Exercise brief → Say how many lines contain the word "краю" and give no other text.

Data to process →
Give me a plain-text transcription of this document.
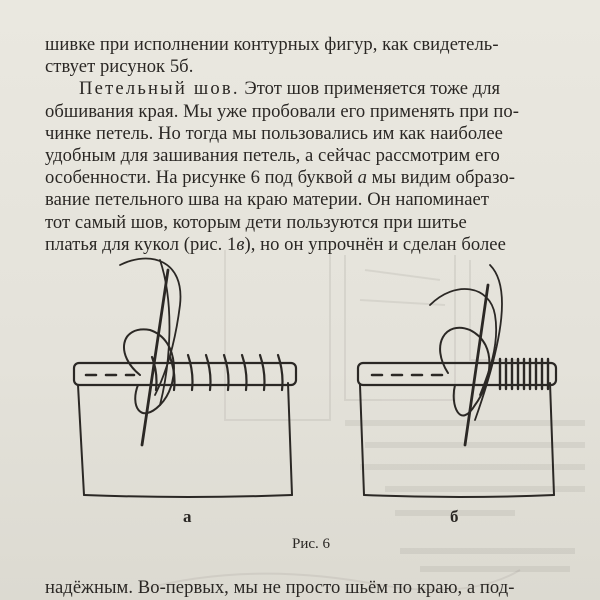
шивке при исполнении контурных фигур, как свидетель-
ствует рисунок 5б.
Петельный шов. Этот шов применяется тоже для
обшивания края. Мы уже пробовали его применять при по-
чинке петель. Но тогда мы пользовались им как наиболее
удобным для зашивания петель, а сейчас рассмотрим его
особенности. На рисунке 6 под буквой а мы видим образо-
вание петельного шва на краю материи. Он напоминает
тот самый шов, которым дети пользуются при шитье
платья для кукол (рис. 1в), но он упрочнён и сделан более
а	б
Рис. 6
надёжным. Во-первых, мы не просто шьём по краю, а под-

Solution to this task → 2